→ Set task
All of the material below is to be returned exactly.

→ Data provided

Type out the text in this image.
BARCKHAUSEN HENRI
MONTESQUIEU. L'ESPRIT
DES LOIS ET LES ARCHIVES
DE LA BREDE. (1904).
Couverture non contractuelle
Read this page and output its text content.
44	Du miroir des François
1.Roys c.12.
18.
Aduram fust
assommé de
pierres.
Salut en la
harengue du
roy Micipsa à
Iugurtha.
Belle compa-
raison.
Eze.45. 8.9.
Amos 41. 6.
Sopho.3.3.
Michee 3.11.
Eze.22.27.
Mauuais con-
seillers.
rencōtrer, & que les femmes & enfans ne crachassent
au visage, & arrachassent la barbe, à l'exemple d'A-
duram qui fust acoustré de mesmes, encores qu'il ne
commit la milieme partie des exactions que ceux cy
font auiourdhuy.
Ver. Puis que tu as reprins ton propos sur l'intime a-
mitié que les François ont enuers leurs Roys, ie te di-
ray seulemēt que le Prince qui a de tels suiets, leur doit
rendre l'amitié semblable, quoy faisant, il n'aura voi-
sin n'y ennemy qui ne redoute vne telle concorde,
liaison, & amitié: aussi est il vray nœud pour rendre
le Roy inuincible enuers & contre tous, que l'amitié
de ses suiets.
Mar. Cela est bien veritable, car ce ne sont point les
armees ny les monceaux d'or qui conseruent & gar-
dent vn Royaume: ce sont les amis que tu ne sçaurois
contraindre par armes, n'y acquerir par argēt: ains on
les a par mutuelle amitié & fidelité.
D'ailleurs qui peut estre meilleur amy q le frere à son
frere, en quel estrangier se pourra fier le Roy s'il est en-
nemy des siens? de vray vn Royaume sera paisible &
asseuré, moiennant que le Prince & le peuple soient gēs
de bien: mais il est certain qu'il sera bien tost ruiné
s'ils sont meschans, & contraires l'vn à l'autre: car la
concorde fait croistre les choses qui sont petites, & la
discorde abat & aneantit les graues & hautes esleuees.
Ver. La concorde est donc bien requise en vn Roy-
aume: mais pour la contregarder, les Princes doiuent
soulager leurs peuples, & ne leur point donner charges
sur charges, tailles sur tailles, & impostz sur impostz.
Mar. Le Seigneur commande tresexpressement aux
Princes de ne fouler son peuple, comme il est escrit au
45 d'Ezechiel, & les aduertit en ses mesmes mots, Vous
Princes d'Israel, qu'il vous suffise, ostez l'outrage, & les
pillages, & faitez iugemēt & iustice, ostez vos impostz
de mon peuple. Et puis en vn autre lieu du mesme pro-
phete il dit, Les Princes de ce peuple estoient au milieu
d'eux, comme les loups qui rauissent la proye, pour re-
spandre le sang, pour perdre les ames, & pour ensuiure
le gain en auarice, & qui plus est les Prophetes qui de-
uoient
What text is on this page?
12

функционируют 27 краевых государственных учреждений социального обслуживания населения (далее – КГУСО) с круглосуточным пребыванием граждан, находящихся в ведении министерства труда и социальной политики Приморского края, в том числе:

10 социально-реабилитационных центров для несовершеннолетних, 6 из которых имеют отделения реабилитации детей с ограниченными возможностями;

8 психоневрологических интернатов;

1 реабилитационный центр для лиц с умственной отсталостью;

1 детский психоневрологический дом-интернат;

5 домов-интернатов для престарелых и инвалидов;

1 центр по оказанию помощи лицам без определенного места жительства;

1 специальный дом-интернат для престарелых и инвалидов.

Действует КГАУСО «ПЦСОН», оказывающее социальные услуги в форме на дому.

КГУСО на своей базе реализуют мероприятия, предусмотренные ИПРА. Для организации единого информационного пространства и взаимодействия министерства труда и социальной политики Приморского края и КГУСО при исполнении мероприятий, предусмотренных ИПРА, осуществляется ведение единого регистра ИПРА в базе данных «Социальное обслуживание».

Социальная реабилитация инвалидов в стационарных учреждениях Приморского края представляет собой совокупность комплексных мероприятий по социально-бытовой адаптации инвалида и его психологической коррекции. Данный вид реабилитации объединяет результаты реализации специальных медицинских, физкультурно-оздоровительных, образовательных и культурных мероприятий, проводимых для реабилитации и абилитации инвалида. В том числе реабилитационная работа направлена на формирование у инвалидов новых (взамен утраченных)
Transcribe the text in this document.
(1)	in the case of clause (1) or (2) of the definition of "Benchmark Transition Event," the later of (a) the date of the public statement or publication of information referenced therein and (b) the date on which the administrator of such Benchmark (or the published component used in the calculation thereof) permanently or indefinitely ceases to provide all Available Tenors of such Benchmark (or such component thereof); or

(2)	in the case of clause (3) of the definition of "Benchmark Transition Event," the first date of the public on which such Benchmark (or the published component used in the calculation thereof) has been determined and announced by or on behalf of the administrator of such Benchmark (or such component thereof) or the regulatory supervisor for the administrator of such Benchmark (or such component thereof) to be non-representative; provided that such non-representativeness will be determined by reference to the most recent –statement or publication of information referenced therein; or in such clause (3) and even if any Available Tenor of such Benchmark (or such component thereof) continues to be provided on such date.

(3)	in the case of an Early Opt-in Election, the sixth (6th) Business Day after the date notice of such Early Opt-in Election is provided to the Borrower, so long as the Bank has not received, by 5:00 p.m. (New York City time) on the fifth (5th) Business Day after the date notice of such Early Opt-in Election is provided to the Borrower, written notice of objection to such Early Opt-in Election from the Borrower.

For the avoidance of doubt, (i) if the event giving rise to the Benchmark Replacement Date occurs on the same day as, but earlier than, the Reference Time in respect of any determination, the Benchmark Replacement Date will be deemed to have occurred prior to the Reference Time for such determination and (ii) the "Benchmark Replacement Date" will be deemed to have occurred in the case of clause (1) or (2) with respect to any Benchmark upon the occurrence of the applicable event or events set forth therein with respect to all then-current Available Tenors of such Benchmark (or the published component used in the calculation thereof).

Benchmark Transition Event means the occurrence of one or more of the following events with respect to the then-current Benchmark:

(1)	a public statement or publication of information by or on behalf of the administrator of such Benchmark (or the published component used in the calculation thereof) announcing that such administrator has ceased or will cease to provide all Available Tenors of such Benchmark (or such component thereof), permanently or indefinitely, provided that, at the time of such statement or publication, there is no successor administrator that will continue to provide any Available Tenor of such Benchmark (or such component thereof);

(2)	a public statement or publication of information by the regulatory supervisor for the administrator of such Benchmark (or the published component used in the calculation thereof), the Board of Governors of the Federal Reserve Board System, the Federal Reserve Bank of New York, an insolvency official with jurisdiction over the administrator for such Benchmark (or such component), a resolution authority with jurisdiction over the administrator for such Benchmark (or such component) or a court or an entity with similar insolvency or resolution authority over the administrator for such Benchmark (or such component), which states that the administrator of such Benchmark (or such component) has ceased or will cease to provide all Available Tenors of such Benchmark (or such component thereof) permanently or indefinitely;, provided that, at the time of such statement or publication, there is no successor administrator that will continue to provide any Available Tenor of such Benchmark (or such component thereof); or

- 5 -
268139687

→ Exercise output
Type out the text in this image.
BARCKHAUSEN HENRI
MONTESQUIEU. L'ESPRIT
DES LOIS ET LES ARCHIVES
DE LA BREDE. (1904).
Couverture non contractuelle
Read this page and output its text content.
44	Du miroir des François
1.Roys c.12.
18.
Aduram fust
assommé de
pierres.
Salut en la
harengue du
roy Micipsa à
Iugurtha.
Belle compa-
raison.
Eze.45. 8.9.
Amos 41. 6.
Sopho.3.3.
Michee 3.11.
Eze.22.27.
Mauuais con-
seillers.
rencōtrer, & que les femmes & enfans ne crachassent
au visage, & arrachassent la barbe, à l'exemple d'A-
duram qui fust acoustré de mesmes, encores qu'il ne
commit la milieme partie des exactions que ceux cy
font auiourdhuy.
Ver. Puis que tu as reprins ton propos sur l'intime a-
mitié que les François ont enuers leurs Roys, ie te di-
ray seulemēt que le Prince qui a de tels suiets, leur doit
rendre l'amitié semblable, quoy faisant, il n'aura voi-
sin n'y ennemy qui ne redoute vne telle concorde,
liaison, & amitié: aussi est il vray nœud pour rendre
le Roy inuincible enuers & contre tous, que l'amitié
de ses suiets.
Mar. Cela est bien veritable, car ce ne sont point les
armees ny les monceaux d'or qui conseruent & gar-
dent vn Royaume: ce sont les amis que tu ne sçaurois
contraindre par armes, n'y acquerir par argēt: ains on
les a par mutuelle amitié & fidelité.
D'ailleurs qui peut estre meilleur amy q le frere à son
frere, en quel estrangier se pourra fier le Roy s'il est en-
nemy des siens? de vray vn Royaume sera paisible &
asseuré, moiennant que le Prince & le peuple soient gēs
de bien: mais il est certain qu'il sera bien tost ruiné
s'ils sont meschans, & contraires l'vn à l'autre: car la
concorde fait croistre les choses qui sont petites, & la
discorde abat & aneantit les graues & hautes esleuees.
Ver. La concorde est donc bien requise en vn Roy-
aume: mais pour la contregarder, les Princes doiuent
soulager leurs peuples, & ne leur point donner charges
sur charges, tailles sur tailles, & impostz sur impostz.
Mar. Le Seigneur commande tresexpressement aux
Princes de ne fouler son peuple, comme il est escrit au
45 d'Ezechiel, & les aduertit en ses mesmes mots, Vous
Princes d'Israel, qu'il vous suffise, ostez l'outrage, & les
pillages, & faitez iugemēt & iustice, ostez vos impostz
de mon peuple. Et puis en vn autre lieu du mesme pro-
phete il dit, Les Princes de ce peuple estoient au milieu
d'eux, comme les loups qui rauissent la proye, pour re-
spandre le sang, pour perdre les ames, & pour ensuiure
le gain en auarice, & qui plus est les Prophetes qui de-
uoient
What text is on this page?
12

функционируют 27 краевых государственных учреждений социального обслуживания населения (далее – КГУСО) с круглосуточным пребыванием граждан, находящихся в ведении министерства труда и социальной политики Приморского края, в том числе:

10 социально-реабилитационных центров для несовершеннолетних, 6 из которых имеют отделения реабилитации детей с ограниченными возможностями;

8 психоневрологических интернатов;

1 реабилитационный центр для лиц с умственной отсталостью;

1 детский психоневрологический дом-интернат;

5 домов-интернатов для престарелых и инвалидов;

1 центр по оказанию помощи лицам без определенного места жительства;

1 специальный дом-интернат для престарелых и инвалидов.

Действует КГАУСО «ПЦСОН», оказывающее социальные услуги в форме на дому.

КГУСО на своей базе реализуют мероприятия, предусмотренные ИПРА. Для организации единого информационного пространства и взаимодействия министерства труда и социальной политики Приморского края и КГУСО при исполнении мероприятий, предусмотренных ИПРА, осуществляется ведение единого регистра ИПРА в базе данных «Социальное обслуживание».

Социальная реабилитация инвалидов в стационарных учреждениях Приморского края представляет собой совокупность комплексных мероприятий по социально-бытовой адаптации инвалида и его психологической коррекции. Данный вид реабилитации объединяет результаты реализации специальных медицинских, физкультурно-оздоровительных, образовательных и культурных мероприятий, проводимых для реабилитации и абилитации инвалида. В том числе реабилитационная работа направлена на формирование у инвалидов новых (взамен утраченных)
Transcribe the text in this document.
(1)	in the case of clause (1) or (2) of the definition of "Benchmark Transition Event," the later of (a) the date of the public statement or publication of information referenced therein and (b) the date on which the administrator of such Benchmark (or the published component used in the calculation thereof) permanently or indefinitely ceases to provide all Available Tenors of such Benchmark (or such component thereof); or

(2)	in the case of clause (3) of the definition of "Benchmark Transition Event," the first date of the public on which such Benchmark (or the published component used in the calculation thereof) has been determined and announced by or on behalf of the administrator of such Benchmark (or such component thereof) or the regulatory supervisor for the administrator of such Benchmark (or such component thereof) to be non-representative; provided that such non-representativeness will be determined by reference to the most recent –statement or publication of information referenced therein; or in such clause (3) and even if any Available Tenor of such Benchmark (or such component thereof) continues to be provided on such date.

(3)	in the case of an Early Opt-in Election, the sixth (6th) Business Day after the date notice of such Early Opt-in Election is provided to the Borrower, so long as the Bank has not received, by 5:00 p.m. (New York City time) on the fifth (5th) Business Day after the date notice of such Early Opt-in Election is provided to the Borrower, written notice of objection to such Early Opt-in Election from the Borrower.

For the avoidance of doubt, (i) if the event giving rise to the Benchmark Replacement Date occurs on the same day as, but earlier than, the Reference Time in respect of any determination, the Benchmark Replacement Date will be deemed to have occurred prior to the Reference Time for such determination and (ii) the "Benchmark Replacement Date" will be deemed to have occurred in the case of clause (1) or (2) with respect to any Benchmark upon the occurrence of the applicable event or events set forth therein with respect to all then-current Available Tenors of such Benchmark (or the published component used in the calculation thereof).

Benchmark Transition Event means the occurrence of one or more of the following events with respect to the then-current Benchmark:

(1)	a public statement or publication of information by or on behalf of the administrator of such Benchmark (or the published component used in the calculation thereof) announcing that such administrator has ceased or will cease to provide all Available Tenors of such Benchmark (or such component thereof), permanently or indefinitely, provided that, at the time of such statement or publication, there is no successor administrator that will continue to provide any Available Tenor of such Benchmark (or such component thereof);

(2)	a public statement or publication of information by the regulatory supervisor for the administrator of such Benchmark (or the published component used in the calculation thereof), the Board of Governors of the Federal Reserve Board System, the Federal Reserve Bank of New York, an insolvency official with jurisdiction over the administrator for such Benchmark (or such component), a resolution authority with jurisdiction over the administrator for such Benchmark (or such component) or a court or an entity with similar insolvency or resolution authority over the administrator for such Benchmark (or such component), which states that the administrator of such Benchmark (or such component) has ceased or will cease to provide all Available Tenors of such Benchmark (or such component thereof) permanently or indefinitely;, provided that, at the time of such statement or publication, there is no successor administrator that will continue to provide any Available Tenor of such Benchmark (or such component thereof); or

- 5 -
268139687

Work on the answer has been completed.